BEGIN Information given
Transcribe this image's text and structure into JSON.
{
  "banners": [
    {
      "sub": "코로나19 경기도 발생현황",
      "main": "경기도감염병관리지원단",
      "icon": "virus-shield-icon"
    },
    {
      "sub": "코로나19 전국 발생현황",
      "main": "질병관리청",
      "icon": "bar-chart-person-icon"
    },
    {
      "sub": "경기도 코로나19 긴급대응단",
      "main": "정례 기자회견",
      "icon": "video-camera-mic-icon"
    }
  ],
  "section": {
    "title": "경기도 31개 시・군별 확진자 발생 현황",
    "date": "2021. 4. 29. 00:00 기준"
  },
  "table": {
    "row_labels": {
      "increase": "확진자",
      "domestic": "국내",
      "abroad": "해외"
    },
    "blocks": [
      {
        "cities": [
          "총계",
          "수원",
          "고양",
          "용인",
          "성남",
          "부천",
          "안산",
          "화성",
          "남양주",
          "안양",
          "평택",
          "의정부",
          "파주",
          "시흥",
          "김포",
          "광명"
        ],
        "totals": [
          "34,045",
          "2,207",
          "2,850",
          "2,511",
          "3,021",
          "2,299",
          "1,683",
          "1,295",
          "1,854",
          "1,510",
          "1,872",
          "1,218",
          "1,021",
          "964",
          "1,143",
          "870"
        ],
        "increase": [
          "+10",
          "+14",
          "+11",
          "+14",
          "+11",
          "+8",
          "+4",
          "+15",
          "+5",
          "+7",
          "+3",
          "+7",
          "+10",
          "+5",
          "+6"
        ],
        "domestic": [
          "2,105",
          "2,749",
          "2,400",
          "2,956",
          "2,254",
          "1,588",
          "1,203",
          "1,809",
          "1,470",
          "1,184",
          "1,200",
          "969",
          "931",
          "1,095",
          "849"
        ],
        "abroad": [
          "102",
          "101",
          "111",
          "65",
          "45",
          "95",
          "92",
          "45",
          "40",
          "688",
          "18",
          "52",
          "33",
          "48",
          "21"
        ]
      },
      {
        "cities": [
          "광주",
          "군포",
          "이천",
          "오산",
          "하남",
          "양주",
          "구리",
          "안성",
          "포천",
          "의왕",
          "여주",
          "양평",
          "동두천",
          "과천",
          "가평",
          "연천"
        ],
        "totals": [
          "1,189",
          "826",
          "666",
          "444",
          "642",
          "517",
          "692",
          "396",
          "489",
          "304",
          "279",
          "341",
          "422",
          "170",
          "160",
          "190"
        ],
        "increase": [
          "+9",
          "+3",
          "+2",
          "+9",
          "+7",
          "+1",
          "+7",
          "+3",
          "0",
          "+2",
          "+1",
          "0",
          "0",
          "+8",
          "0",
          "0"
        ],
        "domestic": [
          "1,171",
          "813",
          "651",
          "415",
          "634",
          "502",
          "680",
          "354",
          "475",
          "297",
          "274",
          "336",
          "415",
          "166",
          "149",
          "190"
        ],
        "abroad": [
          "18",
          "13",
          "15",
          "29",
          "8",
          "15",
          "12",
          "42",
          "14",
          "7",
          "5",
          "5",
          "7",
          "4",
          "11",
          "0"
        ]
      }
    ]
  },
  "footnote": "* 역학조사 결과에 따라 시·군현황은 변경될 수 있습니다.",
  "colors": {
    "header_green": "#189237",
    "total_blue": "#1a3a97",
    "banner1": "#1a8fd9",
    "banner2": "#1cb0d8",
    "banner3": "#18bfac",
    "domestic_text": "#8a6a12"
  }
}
END Information given
BEGIN Information given
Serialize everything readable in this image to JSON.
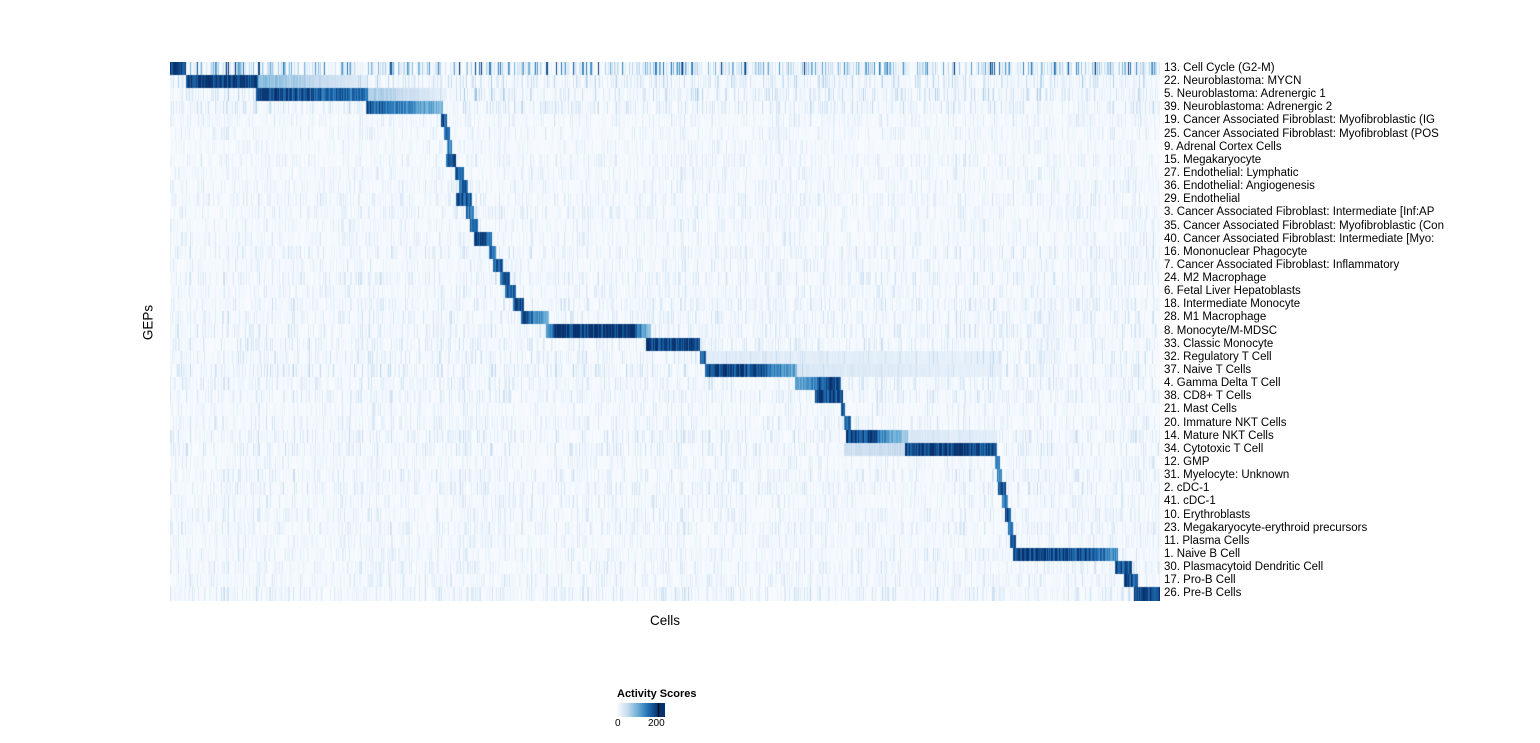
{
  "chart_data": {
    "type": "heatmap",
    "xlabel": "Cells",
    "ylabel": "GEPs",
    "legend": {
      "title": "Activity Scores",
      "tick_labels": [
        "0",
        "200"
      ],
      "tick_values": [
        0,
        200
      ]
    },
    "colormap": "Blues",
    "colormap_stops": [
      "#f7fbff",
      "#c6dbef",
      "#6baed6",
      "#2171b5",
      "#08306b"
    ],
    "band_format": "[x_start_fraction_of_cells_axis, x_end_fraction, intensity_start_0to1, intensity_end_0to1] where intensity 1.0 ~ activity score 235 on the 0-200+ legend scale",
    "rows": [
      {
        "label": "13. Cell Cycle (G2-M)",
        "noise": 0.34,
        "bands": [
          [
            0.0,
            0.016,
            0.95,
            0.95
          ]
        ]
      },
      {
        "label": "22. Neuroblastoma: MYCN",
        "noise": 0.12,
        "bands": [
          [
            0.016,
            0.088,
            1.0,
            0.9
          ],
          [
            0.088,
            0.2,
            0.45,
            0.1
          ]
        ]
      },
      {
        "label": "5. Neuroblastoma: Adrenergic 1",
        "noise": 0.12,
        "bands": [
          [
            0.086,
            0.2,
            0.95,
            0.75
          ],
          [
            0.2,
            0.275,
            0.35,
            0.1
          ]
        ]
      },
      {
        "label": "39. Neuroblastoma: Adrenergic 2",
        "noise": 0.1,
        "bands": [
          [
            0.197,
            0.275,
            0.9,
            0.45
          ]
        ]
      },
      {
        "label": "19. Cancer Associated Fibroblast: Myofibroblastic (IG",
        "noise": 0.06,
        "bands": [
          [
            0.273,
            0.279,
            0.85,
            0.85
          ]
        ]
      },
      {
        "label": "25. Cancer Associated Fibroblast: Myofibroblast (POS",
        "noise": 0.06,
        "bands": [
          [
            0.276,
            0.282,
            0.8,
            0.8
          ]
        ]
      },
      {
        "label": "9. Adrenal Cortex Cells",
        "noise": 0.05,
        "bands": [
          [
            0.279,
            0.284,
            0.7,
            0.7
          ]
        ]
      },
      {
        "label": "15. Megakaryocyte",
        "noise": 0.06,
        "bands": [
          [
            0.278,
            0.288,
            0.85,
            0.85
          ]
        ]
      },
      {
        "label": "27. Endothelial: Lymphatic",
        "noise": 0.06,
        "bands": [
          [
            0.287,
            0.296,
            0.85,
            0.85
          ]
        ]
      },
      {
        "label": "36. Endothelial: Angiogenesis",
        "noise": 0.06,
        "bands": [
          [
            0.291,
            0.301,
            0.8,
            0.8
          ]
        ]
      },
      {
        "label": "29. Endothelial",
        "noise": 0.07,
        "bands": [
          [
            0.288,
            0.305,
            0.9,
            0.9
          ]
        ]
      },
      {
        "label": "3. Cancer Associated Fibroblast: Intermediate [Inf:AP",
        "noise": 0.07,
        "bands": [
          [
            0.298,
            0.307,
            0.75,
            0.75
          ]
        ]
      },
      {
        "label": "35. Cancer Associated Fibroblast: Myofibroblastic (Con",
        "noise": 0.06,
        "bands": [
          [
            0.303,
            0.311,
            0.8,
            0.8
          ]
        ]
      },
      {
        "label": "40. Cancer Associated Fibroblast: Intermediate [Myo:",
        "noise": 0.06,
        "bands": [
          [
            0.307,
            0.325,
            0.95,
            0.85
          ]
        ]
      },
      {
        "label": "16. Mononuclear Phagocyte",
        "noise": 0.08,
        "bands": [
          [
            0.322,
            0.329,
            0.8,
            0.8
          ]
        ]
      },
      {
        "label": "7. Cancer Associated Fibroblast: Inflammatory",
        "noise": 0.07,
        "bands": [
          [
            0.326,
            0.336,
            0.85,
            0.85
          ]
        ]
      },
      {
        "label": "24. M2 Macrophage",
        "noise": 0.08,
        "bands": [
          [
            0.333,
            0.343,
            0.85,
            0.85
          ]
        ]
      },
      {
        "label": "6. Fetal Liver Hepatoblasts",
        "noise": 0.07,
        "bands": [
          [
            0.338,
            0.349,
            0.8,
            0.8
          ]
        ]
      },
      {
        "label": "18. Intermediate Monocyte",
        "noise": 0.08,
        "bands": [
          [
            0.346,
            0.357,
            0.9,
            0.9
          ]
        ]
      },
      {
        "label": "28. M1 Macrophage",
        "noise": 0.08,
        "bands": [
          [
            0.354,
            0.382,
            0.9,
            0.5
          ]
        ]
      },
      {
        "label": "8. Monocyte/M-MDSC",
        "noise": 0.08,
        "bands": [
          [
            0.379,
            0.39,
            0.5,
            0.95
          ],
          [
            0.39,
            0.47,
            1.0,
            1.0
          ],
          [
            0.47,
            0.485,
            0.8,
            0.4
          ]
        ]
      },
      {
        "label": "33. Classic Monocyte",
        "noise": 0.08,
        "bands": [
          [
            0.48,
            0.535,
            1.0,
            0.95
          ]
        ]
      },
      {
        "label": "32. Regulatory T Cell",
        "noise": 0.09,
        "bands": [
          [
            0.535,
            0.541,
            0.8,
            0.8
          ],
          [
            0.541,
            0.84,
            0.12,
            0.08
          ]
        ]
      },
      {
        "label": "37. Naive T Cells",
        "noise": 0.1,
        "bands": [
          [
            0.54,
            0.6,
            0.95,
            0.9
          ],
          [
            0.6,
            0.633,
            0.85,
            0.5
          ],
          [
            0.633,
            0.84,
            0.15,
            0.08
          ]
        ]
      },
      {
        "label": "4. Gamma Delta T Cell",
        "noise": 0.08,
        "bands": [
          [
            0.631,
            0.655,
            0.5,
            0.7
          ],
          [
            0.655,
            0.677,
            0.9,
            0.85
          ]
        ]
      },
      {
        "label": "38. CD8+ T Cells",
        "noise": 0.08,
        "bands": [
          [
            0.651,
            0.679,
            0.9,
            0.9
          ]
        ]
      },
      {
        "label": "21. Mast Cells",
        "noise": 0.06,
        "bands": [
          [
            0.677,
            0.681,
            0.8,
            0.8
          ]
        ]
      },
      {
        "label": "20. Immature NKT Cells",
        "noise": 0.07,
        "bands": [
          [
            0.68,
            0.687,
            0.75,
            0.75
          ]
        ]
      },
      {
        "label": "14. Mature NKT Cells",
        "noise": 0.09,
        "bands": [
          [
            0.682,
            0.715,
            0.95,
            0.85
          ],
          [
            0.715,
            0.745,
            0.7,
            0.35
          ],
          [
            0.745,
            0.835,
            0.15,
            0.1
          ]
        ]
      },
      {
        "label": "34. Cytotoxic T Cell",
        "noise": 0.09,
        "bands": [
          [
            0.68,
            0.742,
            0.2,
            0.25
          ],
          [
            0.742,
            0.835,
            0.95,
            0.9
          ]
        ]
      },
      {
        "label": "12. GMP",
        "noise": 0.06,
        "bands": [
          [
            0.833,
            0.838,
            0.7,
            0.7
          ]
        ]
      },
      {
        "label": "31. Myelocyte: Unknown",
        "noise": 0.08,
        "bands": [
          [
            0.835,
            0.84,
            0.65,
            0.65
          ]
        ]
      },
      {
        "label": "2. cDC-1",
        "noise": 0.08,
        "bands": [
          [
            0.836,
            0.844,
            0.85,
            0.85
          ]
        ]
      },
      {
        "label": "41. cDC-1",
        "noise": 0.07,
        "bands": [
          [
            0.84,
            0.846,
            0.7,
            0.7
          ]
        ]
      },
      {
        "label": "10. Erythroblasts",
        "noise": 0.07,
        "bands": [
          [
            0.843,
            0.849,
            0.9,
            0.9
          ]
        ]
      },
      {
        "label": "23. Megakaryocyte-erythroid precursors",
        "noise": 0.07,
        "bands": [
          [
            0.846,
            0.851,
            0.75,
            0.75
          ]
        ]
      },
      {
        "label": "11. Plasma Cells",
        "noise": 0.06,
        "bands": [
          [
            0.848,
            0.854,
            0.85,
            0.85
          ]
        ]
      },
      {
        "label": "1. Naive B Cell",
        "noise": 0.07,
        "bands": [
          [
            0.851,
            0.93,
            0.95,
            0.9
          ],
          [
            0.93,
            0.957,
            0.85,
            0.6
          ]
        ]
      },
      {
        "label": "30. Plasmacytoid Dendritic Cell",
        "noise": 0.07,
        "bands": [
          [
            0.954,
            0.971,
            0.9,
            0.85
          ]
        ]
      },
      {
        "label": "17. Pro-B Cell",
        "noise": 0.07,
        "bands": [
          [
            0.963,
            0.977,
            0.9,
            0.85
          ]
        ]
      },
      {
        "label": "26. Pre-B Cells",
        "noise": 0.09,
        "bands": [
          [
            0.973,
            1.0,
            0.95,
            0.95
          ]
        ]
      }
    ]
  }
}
END Information given
BEGIN Information given
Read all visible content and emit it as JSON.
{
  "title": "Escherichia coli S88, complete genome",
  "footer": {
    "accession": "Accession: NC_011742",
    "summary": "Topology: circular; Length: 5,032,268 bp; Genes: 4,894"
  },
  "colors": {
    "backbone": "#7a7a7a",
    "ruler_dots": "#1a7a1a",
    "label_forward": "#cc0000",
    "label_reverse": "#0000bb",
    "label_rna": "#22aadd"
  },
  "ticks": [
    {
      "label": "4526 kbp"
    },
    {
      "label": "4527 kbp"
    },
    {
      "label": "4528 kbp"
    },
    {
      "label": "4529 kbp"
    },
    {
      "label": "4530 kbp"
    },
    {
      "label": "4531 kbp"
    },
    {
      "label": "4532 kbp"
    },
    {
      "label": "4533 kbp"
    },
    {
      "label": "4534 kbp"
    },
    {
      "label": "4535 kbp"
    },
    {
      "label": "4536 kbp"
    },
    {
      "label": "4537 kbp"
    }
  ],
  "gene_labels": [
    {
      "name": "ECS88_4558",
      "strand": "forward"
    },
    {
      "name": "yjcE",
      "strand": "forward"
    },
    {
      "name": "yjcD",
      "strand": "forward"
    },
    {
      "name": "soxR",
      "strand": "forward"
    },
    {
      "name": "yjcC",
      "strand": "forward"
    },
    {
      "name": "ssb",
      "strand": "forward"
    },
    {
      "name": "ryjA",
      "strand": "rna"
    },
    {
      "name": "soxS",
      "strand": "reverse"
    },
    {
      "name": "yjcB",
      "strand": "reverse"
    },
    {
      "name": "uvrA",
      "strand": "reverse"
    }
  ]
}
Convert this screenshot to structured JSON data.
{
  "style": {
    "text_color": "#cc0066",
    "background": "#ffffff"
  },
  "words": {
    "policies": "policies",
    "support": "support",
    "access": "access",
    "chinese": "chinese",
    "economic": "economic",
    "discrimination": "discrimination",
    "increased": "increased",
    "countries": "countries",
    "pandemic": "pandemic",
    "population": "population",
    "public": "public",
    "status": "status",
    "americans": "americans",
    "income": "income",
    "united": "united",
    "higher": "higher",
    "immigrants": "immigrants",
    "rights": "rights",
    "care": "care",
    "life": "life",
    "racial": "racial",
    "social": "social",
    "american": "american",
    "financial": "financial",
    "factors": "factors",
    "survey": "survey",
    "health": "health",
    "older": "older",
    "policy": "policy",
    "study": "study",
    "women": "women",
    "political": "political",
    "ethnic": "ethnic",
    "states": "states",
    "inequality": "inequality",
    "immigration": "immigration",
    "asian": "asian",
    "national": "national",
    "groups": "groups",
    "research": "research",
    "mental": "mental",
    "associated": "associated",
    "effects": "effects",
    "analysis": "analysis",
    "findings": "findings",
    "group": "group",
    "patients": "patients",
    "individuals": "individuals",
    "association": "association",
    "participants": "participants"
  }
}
END Information given
Please go line by line through the records above, copying each one that holds the string "legend".

    "legend": {
    "band_format": "[x_start_fraction_of_cells_axis, x_end_fraction, intensity_start_0to1, intensity_end_0to1] where intensity 1.0 ~ activity score 235 on the 0-200+ legend scale",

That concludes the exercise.